THE TASK: In the records that follow, locate every line with "Vandebroek" and extract it.
─── SUPPLIED MATERIAL
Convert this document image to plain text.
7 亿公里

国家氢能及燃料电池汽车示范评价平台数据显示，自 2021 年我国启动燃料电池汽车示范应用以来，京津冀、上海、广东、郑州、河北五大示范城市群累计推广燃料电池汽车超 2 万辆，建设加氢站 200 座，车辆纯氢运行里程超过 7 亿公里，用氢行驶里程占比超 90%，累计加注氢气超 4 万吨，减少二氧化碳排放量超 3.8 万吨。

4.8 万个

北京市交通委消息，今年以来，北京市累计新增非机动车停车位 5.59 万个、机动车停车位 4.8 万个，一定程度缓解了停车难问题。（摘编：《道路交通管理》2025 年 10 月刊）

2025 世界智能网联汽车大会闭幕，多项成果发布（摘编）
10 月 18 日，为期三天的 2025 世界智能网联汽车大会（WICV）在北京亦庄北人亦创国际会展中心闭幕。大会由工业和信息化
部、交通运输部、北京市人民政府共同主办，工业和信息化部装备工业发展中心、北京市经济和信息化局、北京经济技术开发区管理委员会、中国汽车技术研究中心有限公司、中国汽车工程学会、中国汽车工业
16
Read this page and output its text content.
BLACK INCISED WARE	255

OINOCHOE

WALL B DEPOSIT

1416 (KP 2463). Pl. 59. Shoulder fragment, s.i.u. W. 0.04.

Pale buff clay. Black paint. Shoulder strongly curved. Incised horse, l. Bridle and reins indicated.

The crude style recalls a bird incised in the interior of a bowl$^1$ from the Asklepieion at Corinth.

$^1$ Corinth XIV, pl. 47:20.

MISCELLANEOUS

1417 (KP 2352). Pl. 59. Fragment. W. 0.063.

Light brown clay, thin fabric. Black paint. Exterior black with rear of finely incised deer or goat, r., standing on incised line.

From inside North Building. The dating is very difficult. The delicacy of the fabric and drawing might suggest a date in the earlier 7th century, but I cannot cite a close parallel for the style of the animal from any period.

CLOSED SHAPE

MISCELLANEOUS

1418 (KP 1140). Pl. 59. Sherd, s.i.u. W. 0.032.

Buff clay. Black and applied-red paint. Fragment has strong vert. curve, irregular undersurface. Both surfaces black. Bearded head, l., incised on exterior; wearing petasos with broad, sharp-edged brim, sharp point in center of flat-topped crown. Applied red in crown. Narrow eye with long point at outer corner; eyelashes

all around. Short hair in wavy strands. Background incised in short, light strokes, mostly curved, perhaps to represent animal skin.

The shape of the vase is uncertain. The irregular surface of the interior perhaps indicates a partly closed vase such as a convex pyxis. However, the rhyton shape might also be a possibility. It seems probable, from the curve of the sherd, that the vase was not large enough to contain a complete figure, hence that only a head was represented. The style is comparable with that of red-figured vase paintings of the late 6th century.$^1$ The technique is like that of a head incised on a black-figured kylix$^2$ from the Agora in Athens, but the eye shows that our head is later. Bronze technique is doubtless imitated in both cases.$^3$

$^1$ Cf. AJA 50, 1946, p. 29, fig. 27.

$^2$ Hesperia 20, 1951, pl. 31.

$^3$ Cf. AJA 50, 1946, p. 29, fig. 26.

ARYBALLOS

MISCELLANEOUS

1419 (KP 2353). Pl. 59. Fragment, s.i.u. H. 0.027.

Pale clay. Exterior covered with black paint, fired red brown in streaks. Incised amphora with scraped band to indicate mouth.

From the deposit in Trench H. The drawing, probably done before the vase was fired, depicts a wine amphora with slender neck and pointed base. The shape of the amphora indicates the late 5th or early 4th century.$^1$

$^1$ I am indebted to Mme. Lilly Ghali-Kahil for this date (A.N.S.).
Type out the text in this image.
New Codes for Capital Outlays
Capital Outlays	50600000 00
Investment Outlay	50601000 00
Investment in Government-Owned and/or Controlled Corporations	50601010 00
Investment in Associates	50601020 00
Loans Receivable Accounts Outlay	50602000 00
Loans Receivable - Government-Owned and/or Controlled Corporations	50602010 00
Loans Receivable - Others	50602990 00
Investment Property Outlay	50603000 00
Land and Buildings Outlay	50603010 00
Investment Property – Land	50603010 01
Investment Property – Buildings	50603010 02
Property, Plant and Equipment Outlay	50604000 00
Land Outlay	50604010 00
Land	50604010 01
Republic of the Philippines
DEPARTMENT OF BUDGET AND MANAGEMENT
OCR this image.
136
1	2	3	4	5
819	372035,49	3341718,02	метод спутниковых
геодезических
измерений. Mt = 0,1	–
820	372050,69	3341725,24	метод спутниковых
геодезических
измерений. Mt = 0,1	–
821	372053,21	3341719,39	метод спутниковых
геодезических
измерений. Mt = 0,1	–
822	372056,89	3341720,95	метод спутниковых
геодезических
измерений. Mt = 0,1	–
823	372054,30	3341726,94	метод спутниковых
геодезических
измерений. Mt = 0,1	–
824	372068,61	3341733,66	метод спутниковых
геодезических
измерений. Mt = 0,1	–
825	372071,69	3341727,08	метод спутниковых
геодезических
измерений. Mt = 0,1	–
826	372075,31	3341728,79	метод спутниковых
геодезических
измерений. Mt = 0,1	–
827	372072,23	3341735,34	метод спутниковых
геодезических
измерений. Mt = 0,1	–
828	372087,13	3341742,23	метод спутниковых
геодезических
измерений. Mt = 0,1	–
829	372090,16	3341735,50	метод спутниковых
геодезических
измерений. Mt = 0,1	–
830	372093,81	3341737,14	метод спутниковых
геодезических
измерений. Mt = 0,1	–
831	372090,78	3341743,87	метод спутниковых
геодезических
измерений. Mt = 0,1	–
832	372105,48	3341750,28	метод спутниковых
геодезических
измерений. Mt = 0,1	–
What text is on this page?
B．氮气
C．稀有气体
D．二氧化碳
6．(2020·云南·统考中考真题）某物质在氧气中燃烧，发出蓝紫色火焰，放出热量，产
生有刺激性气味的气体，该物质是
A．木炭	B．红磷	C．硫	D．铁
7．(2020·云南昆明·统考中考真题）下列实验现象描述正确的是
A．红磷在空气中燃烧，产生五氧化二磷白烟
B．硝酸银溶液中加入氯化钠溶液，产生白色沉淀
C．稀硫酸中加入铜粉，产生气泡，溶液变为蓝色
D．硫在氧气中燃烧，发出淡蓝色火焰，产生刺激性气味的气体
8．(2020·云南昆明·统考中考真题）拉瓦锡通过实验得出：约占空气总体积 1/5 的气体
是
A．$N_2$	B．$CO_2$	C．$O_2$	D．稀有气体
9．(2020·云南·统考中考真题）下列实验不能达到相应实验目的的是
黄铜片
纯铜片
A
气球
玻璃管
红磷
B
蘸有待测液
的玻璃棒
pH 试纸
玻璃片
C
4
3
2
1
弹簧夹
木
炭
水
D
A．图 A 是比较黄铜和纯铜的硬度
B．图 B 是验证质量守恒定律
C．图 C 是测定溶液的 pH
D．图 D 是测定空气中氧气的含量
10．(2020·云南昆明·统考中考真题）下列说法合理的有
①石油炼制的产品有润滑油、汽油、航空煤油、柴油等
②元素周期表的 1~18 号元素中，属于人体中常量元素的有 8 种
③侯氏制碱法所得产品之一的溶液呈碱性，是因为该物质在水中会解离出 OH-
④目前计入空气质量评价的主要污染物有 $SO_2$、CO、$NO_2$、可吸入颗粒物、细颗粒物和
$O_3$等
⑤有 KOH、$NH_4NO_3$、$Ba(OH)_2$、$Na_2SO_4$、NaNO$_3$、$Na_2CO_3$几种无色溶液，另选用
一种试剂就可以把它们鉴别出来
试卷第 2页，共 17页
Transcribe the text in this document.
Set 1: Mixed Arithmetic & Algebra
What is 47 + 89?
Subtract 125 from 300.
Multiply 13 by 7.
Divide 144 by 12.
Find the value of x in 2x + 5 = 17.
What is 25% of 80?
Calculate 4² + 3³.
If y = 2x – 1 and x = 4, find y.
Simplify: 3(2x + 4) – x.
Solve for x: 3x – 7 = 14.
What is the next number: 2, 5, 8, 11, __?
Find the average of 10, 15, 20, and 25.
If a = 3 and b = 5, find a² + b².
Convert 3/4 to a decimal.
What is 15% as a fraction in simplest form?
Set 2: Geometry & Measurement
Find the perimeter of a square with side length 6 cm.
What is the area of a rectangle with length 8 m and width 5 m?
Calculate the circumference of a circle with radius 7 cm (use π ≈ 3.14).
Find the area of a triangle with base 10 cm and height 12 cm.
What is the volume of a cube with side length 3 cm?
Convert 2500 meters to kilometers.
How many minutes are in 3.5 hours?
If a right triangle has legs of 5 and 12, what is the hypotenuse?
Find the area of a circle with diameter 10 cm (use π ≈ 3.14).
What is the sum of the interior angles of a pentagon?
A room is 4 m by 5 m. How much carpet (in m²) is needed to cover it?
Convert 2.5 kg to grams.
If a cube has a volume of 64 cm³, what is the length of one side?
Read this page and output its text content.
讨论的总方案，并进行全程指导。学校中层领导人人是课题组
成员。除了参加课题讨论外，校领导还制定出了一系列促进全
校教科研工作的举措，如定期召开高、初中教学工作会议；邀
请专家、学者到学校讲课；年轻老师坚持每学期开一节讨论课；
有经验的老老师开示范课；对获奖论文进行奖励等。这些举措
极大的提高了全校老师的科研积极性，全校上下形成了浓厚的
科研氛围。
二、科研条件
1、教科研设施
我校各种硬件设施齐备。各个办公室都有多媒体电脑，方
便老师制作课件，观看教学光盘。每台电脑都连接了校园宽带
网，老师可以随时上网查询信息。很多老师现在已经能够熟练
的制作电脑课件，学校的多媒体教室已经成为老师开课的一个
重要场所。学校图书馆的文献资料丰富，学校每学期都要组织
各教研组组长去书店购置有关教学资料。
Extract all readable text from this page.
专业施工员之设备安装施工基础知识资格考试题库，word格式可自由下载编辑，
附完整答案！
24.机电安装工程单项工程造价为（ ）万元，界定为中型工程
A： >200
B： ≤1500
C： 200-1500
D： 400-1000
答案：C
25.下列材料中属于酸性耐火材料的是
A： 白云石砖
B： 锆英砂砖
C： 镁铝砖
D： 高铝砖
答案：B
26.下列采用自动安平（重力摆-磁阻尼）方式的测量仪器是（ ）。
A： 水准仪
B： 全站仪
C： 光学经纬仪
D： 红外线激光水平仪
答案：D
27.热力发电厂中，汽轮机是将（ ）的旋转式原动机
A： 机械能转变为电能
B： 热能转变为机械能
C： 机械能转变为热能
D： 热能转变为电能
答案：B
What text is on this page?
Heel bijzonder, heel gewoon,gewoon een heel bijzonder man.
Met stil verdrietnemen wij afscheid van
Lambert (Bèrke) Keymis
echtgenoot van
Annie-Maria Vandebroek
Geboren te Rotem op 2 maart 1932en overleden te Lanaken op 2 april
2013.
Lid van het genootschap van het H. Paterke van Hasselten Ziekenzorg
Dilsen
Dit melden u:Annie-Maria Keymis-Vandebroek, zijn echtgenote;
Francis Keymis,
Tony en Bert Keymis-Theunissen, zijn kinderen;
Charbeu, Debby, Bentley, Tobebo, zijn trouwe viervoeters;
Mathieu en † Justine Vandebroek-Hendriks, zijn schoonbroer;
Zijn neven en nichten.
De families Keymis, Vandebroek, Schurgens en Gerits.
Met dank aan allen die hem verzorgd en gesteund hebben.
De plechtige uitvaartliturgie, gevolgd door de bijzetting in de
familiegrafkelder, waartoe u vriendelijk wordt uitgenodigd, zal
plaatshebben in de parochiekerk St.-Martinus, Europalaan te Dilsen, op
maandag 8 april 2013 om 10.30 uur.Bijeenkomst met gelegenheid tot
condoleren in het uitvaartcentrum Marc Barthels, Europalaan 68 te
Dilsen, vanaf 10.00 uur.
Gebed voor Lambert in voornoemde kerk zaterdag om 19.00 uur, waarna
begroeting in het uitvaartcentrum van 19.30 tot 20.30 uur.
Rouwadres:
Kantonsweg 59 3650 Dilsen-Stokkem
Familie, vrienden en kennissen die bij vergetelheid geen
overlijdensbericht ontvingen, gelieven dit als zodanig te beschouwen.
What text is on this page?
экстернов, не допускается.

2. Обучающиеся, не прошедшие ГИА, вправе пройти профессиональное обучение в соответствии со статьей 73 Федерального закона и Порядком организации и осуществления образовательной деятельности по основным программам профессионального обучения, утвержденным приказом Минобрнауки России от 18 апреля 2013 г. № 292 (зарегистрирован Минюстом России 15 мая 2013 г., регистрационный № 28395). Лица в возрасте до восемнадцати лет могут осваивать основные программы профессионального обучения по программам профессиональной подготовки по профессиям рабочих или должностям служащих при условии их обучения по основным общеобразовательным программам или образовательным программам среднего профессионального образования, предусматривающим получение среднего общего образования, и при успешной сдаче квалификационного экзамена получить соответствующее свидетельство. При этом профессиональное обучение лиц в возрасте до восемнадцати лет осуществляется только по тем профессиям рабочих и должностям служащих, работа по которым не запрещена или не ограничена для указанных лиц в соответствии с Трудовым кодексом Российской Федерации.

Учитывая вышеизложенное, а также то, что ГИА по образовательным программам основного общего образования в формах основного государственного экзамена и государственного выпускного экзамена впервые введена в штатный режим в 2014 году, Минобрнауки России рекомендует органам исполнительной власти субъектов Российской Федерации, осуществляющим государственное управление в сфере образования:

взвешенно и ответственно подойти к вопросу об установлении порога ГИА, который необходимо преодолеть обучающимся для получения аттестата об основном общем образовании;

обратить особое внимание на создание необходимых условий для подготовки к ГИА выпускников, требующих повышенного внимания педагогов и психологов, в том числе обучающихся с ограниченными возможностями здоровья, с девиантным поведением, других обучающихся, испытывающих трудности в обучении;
──────
ANSWER TO THIS TASK:
Annie-Maria Vandebroek
Dit melden u:Annie-Maria Keymis-Vandebroek, zijn echtgenote;
Mathieu en † Justine Vandebroek-Hendriks, zijn schoonbroer;
De families Keymis, Vandebroek, Schurgens en Gerits.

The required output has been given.